>>>>>

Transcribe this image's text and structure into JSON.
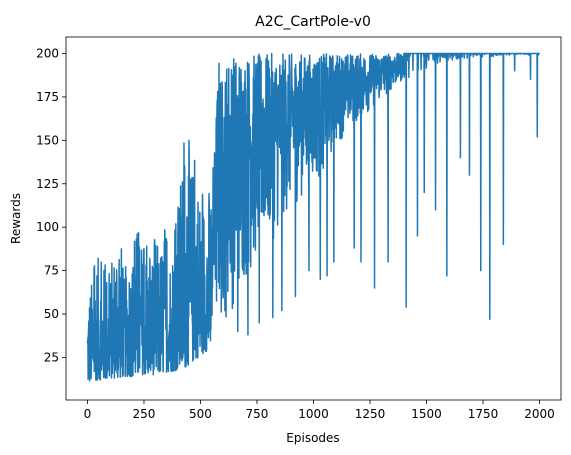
{
  "chart_data": {
    "type": "line",
    "title": "A2C_CartPole-v0",
    "xlabel": "Episodes",
    "ylabel": "Rewards",
    "xlim": [
      -95,
      2095
    ],
    "ylim": [
      0.5,
      209.5
    ],
    "xticks": [
      0,
      250,
      500,
      750,
      1000,
      1250,
      1500,
      1750,
      2000
    ],
    "yticks": [
      25,
      50,
      75,
      100,
      125,
      150,
      175,
      200
    ],
    "grid": false,
    "line_color": "#1f77b4",
    "series": [
      {
        "x": [
          0,
          20,
          40,
          60,
          80,
          100,
          120,
          140,
          160,
          180,
          200,
          220,
          240,
          260,
          280,
          300,
          320,
          340,
          360,
          380,
          400,
          420,
          440,
          460,
          480,
          500,
          520,
          540,
          560,
          580,
          600,
          620,
          640,
          660,
          680,
          700,
          720,
          740,
          760,
          780,
          800,
          820,
          840,
          860,
          880,
          900,
          920,
          940,
          960,
          980,
          1000,
          1020,
          1040,
          1060,
          1080,
          1100,
          1120,
          1140,
          1160,
          1180,
          1200,
          1220,
          1240,
          1260,
          1280,
          1300,
          1320,
          1340,
          1360,
          1380,
          1400,
          1420,
          1440,
          1460,
          1480,
          1500,
          1520,
          1540,
          1560,
          1580,
          1600,
          1620,
          1640,
          1660,
          1680,
          1700,
          1720,
          1740,
          1760,
          1780,
          1800,
          1820,
          1840,
          1860,
          1880,
          1900,
          1920,
          1940,
          1960,
          1980,
          2000
        ],
        "low": [
          10,
          11,
          12,
          12,
          12,
          13,
          13,
          13,
          14,
          14,
          14,
          14,
          15,
          15,
          15,
          15,
          16,
          16,
          17,
          17,
          18,
          18,
          20,
          22,
          24,
          26,
          28,
          30,
          32,
          36,
          40,
          45,
          50,
          55,
          60,
          65,
          70,
          75,
          80,
          85,
          88,
          92,
          95,
          100,
          105,
          108,
          112,
          115,
          118,
          120,
          122,
          125,
          130,
          135,
          140,
          145,
          150,
          152,
          155,
          158,
          160,
          162,
          165,
          168,
          170,
          172,
          175,
          178,
          180,
          182,
          185,
          186,
          188,
          189,
          190,
          191,
          192,
          193,
          194,
          195,
          196,
          196,
          197,
          197,
          197,
          198,
          198,
          198,
          198,
          198,
          198,
          199,
          199,
          199,
          199,
          199,
          199,
          199,
          199,
          199,
          199
        ],
        "high": [
          62,
          70,
          84,
          80,
          78,
          72,
          90,
          113,
          70,
          88,
          85,
          102,
          85,
          90,
          80,
          95,
          88,
          100,
          85,
          92,
          110,
          140,
          164,
          135,
          140,
          118,
          120,
          125,
          140,
          200,
          184,
          200,
          200,
          200,
          200,
          200,
          200,
          200,
          200,
          200,
          200,
          200,
          200,
          200,
          200,
          200,
          200,
          200,
          200,
          200,
          200,
          200,
          200,
          200,
          200,
          200,
          200,
          200,
          200,
          200,
          200,
          200,
          200,
          200,
          200,
          200,
          200,
          200,
          200,
          200,
          200,
          200,
          200,
          200,
          200,
          200,
          200,
          200,
          200,
          200,
          200,
          200,
          200,
          200,
          200,
          200,
          200,
          200,
          200,
          200,
          200,
          200,
          200,
          200,
          200,
          200,
          200,
          200,
          200,
          200,
          200
        ]
      }
    ],
    "dips": [
      [
        665,
        40
      ],
      [
        710,
        38
      ],
      [
        760,
        45
      ],
      [
        820,
        48
      ],
      [
        860,
        52
      ],
      [
        920,
        60
      ],
      [
        980,
        75
      ],
      [
        1030,
        70
      ],
      [
        1060,
        72
      ],
      [
        1090,
        80
      ],
      [
        1180,
        88
      ],
      [
        1210,
        80
      ],
      [
        1270,
        65
      ],
      [
        1330,
        80
      ],
      [
        1410,
        54
      ],
      [
        1460,
        95
      ],
      [
        1490,
        120
      ],
      [
        1540,
        110
      ],
      [
        1590,
        72
      ],
      [
        1650,
        140
      ],
      [
        1690,
        130
      ],
      [
        1740,
        75
      ],
      [
        1780,
        47
      ],
      [
        1840,
        90
      ],
      [
        1890,
        190
      ],
      [
        1960,
        185
      ],
      [
        1990,
        152
      ]
    ]
  }
}
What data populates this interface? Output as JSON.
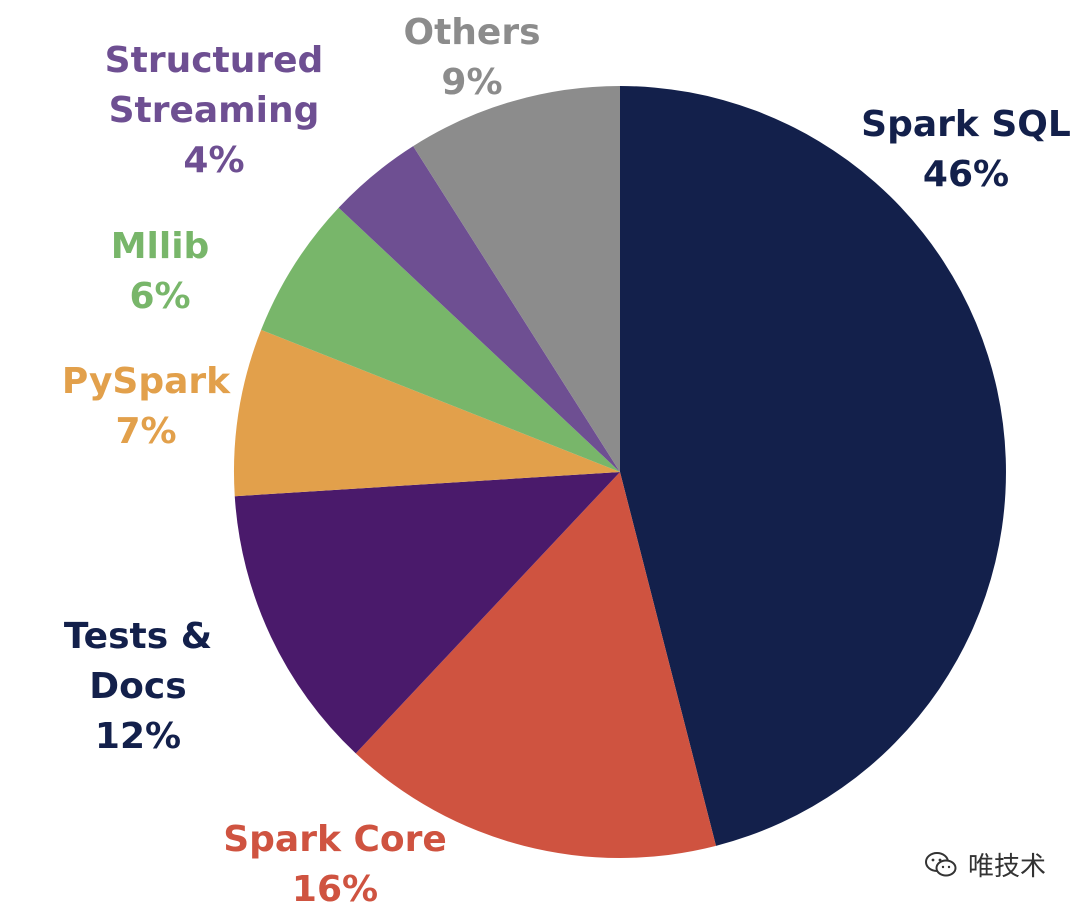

<<<<<

** WORK TO COMPLETE **
Copy the listing over exactly, skipping the pictures it holds.

** WRITTEN ANSWER **
Transcribe this image's text and structure into JSON.
{
  "chart_data": {
    "type": "line",
    "title": "A2C_CartPole-v0",
    "xlabel": "Episodes",
    "ylabel": "Rewards",
    "xlim": [
      -95,
      2095
    ],
    "ylim": [
      0.5,
      209.5
    ],
    "xticks": [
      0,
      250,
      500,
      750,
      1000,
      1250,
      1500,
      1750,
      2000
    ],
    "yticks": [
      25,
      50,
      75,
      100,
      125,
      150,
      175,
      200
    ],
    "grid": false,
    "line_color": "#1f77b4",
    "series": [
      {
        "x": [
          0,
          20,
          40,
          60,
          80,
          100,
          120,
          140,
          160,
          180,
          200,
          220,
          240,
          260,
          280,
          300,
          320,
          340,
          360,
          380,
          400,
          420,
          440,
          460,
          480,
          500,
          520,
          540,
          560,
          580,
          600,
          620,
          640,
          660,
          680,
          700,
          720,
          740,
          760,
          780,
          800,
          820,
          840,
          860,
          880,
          900,
          920,
          940,
          960,
          980,
          1000,
          1020,
          1040,
          1060,
          1080,
          1100,
          1120,
          1140,
          1160,
          1180,
          1200,
          1220,
          1240,
          1260,
          1280,
          1300,
          1320,
          1340,
          1360,
          1380,
          1400,
          1420,
          1440,
          1460,
          1480,
          1500,
          1520,
          1540,
          1560,
          1580,
          1600,
          1620,
          1640,
          1660,
          1680,
          1700,
          1720,
          1740,
          1760,
          1780,
          1800,
          1820,
          1840,
          1860,
          1880,
          1900,
          1920,
          1940,
          1960,
          1980,
          2000
        ],
        "low": [
          10,
          11,
          12,
          12,
          12,
          13,
          13,
          13,
          14,
          14,
          14,
          14,
          15,
          15,
          15,
          15,
          16,
          16,
          17,
          17,
          18,
          18,
          20,
          22,
          24,
          26,
          28,
          30,
          32,
          36,
          40,
          45,
          50,
          55,
          60,
          65,
          70,
          75,
          80,
          85,
          88,
          92,
          95,
          100,
          105,
          108,
          112,
          115,
          118,
          120,
          122,
          125,
          130,
          135,
          140,
          145,
          150,
          152,
          155,
          158,
          160,
          162,
          165,
          168,
          170,
          172,
          175,
          178,
          180,
          182,
          185,
          186,
          188,
          189,
          190,
          191,
          192,
          193,
          194,
          195,
          196,
          196,
          197,
          197,
          197,
          198,
          198,
          198,
          198,
          198,
          198,
          199,
          199,
          199,
          199,
          199,
          199,
          199,
          199,
          199,
          199
        ],
        "high": [
          62,
          70,
          84,
          80,
          78,
          72,
          90,
          113,
          70,
          88,
          85,
          102,
          85,
          90,
          80,
          95,
          88,
          100,
          85,
          92,
          110,
          140,
          164,
          135,
          140,
          118,
          120,
          125,
          140,
          200,
          184,
          200,
          200,
          200,
          200,
          200,
          200,
          200,
          200,
          200,
          200,
          200,
          200,
          200,
          200,
          200,
          200,
          200,
          200,
          200,
          200,
          200,
          200,
          200,
          200,
          200,
          200,
          200,
          200,
          200,
          200,
          200,
          200,
          200,
          200,
          200,
          200,
          200,
          200,
          200,
          200,
          200,
          200,
          200,
          200,
          200,
          200,
          200,
          200,
          200,
          200,
          200,
          200,
          200,
          200,
          200,
          200,
          200,
          200,
          200,
          200,
          200,
          200,
          200,
          200,
          200,
          200,
          200,
          200,
          200,
          200
        ]
      }
    ],
    "dips": [
      [
        665,
        40
      ],
      [
        710,
        38
      ],
      [
        760,
        45
      ],
      [
        820,
        48
      ],
      [
        860,
        52
      ],
      [
        920,
        60
      ],
      [
        980,
        75
      ],
      [
        1030,
        70
      ],
      [
        1060,
        72
      ],
      [
        1090,
        80
      ],
      [
        1180,
        88
      ],
      [
        1210,
        80
      ],
      [
        1270,
        65
      ],
      [
        1330,
        80
      ],
      [
        1410,
        54
      ],
      [
        1460,
        95
      ],
      [
        1490,
        120
      ],
      [
        1540,
        110
      ],
      [
        1590,
        72
      ],
      [
        1650,
        140
      ],
      [
        1690,
        130
      ],
      [
        1740,
        75
      ],
      [
        1780,
        47
      ],
      [
        1840,
        90
      ],
      [
        1890,
        190
      ],
      [
        1960,
        185
      ],
      [
        1990,
        152
      ]
    ]
  }
}
What data populates this interface? Output as JSON.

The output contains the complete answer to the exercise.